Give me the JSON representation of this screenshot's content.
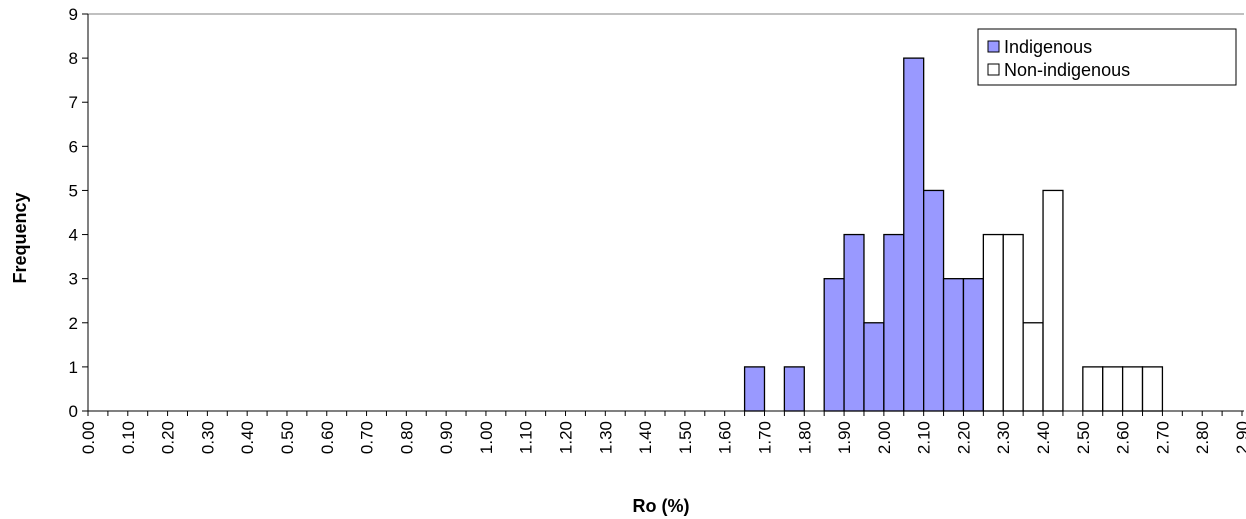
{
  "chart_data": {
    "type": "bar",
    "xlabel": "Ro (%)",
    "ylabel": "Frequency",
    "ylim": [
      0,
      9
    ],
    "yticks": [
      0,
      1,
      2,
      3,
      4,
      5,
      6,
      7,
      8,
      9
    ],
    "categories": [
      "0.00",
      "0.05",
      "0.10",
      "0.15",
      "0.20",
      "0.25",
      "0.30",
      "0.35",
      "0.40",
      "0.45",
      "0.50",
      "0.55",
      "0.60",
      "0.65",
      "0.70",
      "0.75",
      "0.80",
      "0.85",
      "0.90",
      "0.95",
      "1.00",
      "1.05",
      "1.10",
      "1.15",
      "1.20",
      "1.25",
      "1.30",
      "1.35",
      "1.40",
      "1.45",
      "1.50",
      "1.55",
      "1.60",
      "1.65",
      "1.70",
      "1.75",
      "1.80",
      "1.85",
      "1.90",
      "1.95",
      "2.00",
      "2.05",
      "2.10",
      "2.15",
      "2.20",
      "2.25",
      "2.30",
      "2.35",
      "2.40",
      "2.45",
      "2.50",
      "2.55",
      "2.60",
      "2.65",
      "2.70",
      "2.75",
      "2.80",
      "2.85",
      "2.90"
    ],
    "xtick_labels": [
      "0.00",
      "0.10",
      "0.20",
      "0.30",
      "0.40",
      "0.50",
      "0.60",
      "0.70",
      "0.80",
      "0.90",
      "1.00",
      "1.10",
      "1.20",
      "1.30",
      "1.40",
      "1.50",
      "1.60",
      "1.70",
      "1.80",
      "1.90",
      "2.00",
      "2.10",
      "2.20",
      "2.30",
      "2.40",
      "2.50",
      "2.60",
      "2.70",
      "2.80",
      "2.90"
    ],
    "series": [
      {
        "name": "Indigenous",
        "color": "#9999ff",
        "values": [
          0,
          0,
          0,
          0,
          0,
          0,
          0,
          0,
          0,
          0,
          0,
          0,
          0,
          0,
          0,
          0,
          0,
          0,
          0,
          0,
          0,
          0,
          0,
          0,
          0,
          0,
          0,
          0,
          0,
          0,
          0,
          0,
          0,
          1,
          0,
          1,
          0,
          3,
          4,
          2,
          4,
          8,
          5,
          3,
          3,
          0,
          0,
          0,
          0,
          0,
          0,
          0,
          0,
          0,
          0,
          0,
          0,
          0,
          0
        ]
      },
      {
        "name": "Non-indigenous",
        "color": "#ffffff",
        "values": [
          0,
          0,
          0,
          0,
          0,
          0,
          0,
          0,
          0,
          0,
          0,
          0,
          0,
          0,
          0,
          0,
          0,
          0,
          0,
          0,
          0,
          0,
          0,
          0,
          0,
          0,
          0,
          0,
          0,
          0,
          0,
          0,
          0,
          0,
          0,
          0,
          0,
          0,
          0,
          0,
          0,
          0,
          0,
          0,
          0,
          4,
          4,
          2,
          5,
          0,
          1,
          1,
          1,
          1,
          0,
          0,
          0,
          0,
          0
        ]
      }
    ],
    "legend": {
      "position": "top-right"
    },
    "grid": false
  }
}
○ ○ ○ ○
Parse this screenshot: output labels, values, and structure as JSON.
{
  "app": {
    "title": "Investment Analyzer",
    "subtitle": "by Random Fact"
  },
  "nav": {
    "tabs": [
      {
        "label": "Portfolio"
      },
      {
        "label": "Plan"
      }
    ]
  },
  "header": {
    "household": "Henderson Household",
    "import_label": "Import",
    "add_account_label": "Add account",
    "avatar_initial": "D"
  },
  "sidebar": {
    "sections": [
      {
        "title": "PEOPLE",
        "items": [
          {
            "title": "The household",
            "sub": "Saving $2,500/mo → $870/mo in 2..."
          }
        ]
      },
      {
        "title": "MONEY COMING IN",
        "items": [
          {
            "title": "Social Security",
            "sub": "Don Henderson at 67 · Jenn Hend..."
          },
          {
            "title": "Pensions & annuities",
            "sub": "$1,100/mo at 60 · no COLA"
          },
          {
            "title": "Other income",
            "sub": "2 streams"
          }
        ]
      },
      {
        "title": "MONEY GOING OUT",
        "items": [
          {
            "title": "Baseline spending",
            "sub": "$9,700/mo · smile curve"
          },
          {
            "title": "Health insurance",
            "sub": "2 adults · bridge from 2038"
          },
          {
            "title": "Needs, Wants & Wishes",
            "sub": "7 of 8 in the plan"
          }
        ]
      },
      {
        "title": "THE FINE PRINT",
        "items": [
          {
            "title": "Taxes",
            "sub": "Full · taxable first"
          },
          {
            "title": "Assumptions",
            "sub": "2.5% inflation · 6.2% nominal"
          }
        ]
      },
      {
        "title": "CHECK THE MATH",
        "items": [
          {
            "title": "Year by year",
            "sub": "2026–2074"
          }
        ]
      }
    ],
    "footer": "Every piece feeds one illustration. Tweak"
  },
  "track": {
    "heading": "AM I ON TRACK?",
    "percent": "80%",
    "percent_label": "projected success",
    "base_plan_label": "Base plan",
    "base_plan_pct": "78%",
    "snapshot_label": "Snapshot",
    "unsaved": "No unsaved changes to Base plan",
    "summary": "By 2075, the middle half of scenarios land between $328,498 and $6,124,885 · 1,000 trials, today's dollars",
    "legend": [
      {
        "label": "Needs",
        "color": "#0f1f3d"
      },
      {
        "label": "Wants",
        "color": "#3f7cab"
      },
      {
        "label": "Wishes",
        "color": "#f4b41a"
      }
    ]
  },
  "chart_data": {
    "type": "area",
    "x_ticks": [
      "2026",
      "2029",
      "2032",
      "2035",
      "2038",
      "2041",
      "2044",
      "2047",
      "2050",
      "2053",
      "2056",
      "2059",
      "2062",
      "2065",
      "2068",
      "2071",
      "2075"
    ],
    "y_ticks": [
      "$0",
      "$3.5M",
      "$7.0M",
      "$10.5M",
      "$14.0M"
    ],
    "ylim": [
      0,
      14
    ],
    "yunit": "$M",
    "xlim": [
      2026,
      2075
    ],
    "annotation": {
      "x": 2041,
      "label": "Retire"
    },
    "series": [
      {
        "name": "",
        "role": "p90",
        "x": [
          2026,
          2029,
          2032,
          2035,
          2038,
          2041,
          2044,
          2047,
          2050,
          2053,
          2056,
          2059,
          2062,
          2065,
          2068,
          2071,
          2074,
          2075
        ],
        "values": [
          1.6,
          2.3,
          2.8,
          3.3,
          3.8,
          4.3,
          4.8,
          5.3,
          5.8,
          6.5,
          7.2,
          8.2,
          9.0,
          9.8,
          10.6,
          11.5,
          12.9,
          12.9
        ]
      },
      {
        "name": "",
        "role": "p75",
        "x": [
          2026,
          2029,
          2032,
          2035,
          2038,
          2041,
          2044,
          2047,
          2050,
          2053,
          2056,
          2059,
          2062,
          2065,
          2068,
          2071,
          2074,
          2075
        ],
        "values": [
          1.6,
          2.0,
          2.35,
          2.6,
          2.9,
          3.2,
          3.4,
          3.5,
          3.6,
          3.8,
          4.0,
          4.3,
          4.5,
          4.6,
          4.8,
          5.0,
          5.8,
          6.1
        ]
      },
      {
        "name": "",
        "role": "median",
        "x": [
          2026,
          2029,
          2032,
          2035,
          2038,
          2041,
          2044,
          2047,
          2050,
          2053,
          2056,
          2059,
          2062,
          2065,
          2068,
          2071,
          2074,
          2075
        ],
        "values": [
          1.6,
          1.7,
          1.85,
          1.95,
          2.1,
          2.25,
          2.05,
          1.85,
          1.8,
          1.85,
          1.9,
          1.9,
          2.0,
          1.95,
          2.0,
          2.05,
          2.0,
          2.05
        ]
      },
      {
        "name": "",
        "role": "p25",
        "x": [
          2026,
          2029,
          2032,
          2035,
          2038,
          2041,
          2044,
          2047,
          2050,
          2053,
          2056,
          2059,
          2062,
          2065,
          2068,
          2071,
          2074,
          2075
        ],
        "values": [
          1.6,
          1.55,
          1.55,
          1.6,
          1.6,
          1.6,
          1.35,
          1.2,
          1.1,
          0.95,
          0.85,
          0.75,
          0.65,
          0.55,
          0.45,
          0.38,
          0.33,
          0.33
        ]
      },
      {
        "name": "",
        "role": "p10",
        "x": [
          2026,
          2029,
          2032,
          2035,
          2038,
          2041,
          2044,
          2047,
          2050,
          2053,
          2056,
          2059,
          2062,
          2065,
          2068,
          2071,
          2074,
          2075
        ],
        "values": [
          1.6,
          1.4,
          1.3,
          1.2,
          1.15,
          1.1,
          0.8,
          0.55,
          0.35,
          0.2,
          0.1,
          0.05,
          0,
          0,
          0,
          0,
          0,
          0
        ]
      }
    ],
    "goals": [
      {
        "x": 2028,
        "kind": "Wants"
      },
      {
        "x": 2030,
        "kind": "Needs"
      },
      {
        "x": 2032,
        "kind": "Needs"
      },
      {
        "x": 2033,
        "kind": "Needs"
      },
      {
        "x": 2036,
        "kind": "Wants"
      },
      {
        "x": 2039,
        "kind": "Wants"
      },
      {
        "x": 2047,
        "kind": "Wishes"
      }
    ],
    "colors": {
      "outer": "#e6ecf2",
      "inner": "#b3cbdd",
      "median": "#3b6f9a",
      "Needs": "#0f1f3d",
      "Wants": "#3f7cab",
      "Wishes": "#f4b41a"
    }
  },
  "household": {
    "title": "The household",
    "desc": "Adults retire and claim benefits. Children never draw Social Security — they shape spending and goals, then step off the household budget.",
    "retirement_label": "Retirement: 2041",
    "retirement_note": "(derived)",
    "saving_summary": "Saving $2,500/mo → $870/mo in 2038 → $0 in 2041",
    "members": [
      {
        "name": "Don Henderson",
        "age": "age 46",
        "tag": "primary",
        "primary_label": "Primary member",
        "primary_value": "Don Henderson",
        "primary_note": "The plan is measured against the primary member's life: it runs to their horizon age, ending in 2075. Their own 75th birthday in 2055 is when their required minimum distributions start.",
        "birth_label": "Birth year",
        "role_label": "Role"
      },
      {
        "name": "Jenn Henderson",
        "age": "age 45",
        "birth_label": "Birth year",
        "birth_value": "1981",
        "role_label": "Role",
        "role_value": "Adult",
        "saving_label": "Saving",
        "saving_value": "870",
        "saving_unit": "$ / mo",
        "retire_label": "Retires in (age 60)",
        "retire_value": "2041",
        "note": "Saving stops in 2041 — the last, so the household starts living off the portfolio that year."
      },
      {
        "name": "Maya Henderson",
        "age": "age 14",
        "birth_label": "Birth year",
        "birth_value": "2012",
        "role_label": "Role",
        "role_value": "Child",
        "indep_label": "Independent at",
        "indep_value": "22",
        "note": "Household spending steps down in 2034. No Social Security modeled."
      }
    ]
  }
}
○ ○ ○ ○
The request
Using the entries above, find all lines with "Henderson". Copy them.

Expected output
    "household": "Henderson Household",
            "sub": "Don Henderson at 67 · Jenn Hend..."
        "name": "Don Henderson",
        "primary_value": "Don Henderson",
        "name": "Jenn Henderson",
        "name": "Maya Henderson",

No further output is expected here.